Task requirements
1. Quote the GPU server setup guide below word for word, starting with "# Add the execution" and going on through "or Software Version.".
2. List the numbered substeps that the GPU server setup guide below gives under "Step 2: Build an environment".
3. Answer these questions from the GPU server setup guide below:
(a) Which model is downloaded, and from what website?
(b) What option is passed when running the driver installer?
(c) Which file is edited to add the CUDA environment variables?

2. Build a model running environment on the GPU cloud server
Step 1: Download the model and upload
Download the Llama-2-7b-chat-hf model from huggingface official website, as shown in the figure below. Then, upload the downloaded model to the GPU cloud server.
Description
For more information on how to upload local files to the Linux-based cloud server, see How to Upload Local Files to Linux-based Cloud Server.
Step 2: Build an environment
1. Upload and install the GPU driver
Download the GPU driver from the Nvidia official website and upload it to the GPU cloud server. Install the driver in the following steps.
# Add the execution permission to the installation package
chmod +x NVIDIA-Linux-x86_64-515.105.01.run
# Install gcc and linux-kernel-headers
sudo apt-get install gcc linux-kernel-headers
# Run the driver installer
sudo sh NVIDIA-Linux-x86_64-515.105.01.run --disable-nouveau
# Check whether the driver is successfully installed
nvidia-smi
Description
For more information on how to select a driver, library, and software version, see How to Select a Driver, Library, or Software Version.
2. Install the Nvidia CUDA Toolkit component
wget http://developer.download.nvidia.com/compute/cuda/11.7.0/local_installers/cuda_11.7.0_515.43.04_linux.run
# Install CUDA
bash cuda_11.7.0_515.43.04_linux.run
# Edit the environment variable file
vi ~/.bashrc
# Add environment variables
export PATH=/usr/local/cuda/bin:$PATH export LD_LIBRARY_PATH=/usr/local/cuda/lib64:$LD_LIBRARY_PATH
# Take environment variables into effect
source ~/.bashrc
# Check whether it is successfully installed
nvcc -V
3. Install Miniconda
wget https://repo.anaconda.com/miniconda/Miniconda3-latest-Linux-x86_64.sh
# Install Miniconda3
bash Miniconda3-latest-Linux-x86_64.sh
# Configure environment variables of Conda
vim /etc/profile
# Add environment variables
export ANACONDA_PATH=~/miniconda3 export PATH=$PATH:$ANACONDA_PATH/bin
# Take environment variables into effect
source /etc/profile
# Check whether it is successfully installed
which anaconda conda --version conda info -e python
# Check the virtual environment
conda env list
4. Install cuDNN
Down the cuDNN ZIP file from cudnn-download and upload it to the GPU cloud server. Install cuDNN in the following steps.

Data excerpts
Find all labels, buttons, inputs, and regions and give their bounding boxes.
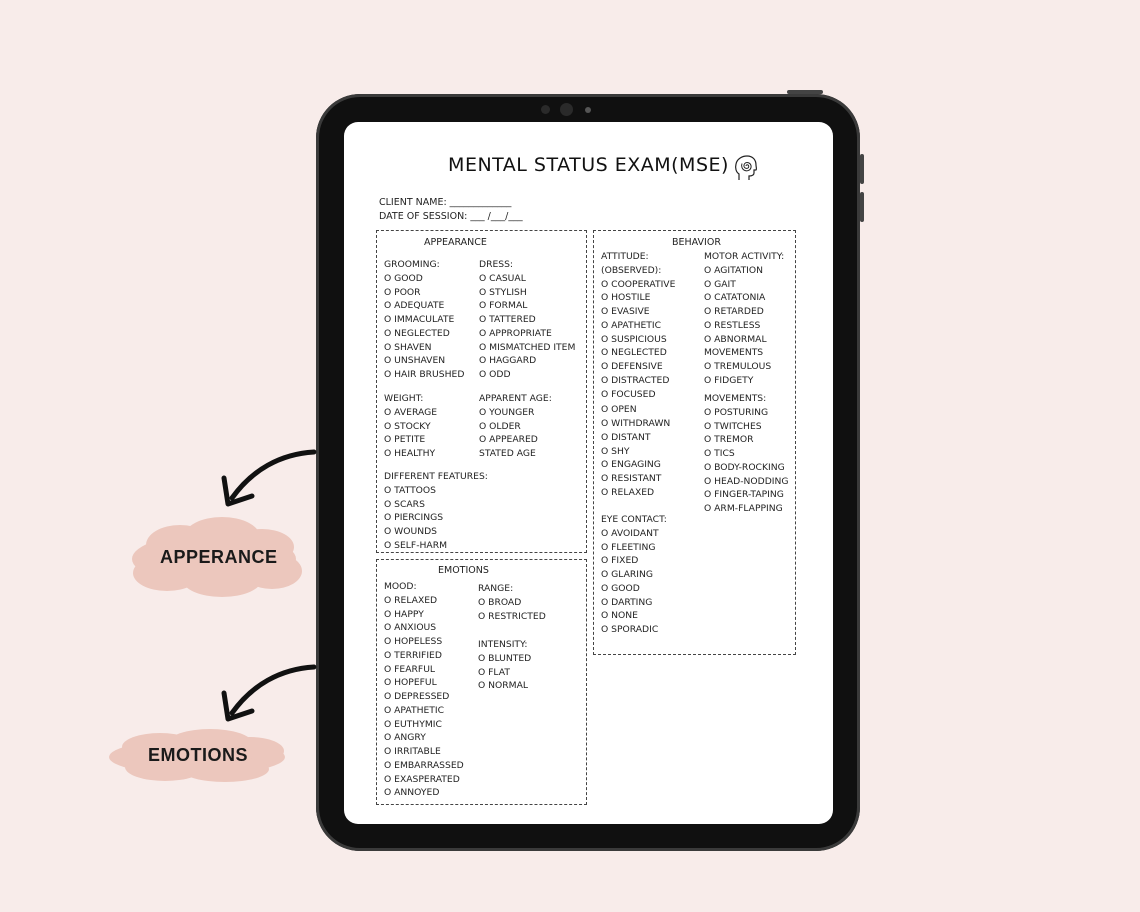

---

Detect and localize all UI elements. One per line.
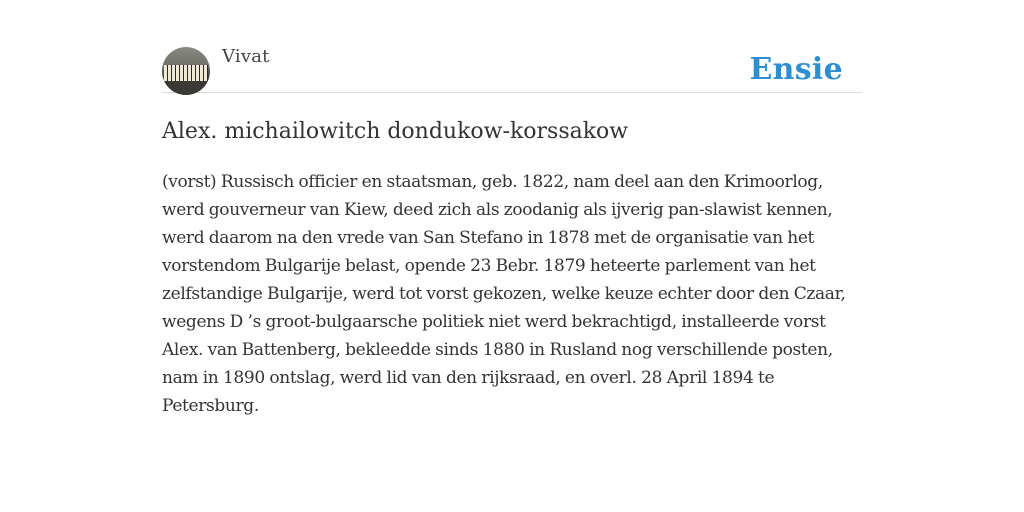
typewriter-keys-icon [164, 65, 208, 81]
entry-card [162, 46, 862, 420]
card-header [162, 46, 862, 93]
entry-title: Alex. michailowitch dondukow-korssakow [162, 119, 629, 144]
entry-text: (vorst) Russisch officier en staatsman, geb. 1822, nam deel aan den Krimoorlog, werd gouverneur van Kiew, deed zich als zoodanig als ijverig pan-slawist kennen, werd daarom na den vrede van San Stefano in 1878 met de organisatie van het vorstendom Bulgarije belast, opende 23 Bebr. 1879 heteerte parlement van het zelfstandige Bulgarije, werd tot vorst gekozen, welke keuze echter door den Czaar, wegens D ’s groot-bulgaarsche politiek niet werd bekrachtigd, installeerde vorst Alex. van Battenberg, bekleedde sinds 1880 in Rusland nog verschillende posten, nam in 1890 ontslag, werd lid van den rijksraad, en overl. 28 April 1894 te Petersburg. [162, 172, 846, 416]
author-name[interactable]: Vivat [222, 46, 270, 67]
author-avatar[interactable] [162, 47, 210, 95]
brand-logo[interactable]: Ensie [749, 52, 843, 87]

Worked solutions
1.
# Add the execution permission to the installation package
chmod +x NVIDIA-Linux-x86_64-515.105.01.run
# Install gcc and linux-kernel-headers
sudo apt-get install gcc linux-kernel-headers
# Run the driver installer
sudo sh NVIDIA-Linux-x86_64-515.105.01.run --disable-nouveau
# Check whether the driver is successfully installed
nvidia-smi
Description
For more information on how to select a driver, library, and software version, see How to Select a Driver, Library, or Software Version.

2.
1. Upload and install the GPU driver
2. Install the Nvidia CUDA Toolkit component
3. Install Miniconda
4. Install cuDNN

3.
(a) The Llama-2-7b-chat-hf model, from the huggingface official website.
(b) --disable-nouveau
(c) ~/.bashrc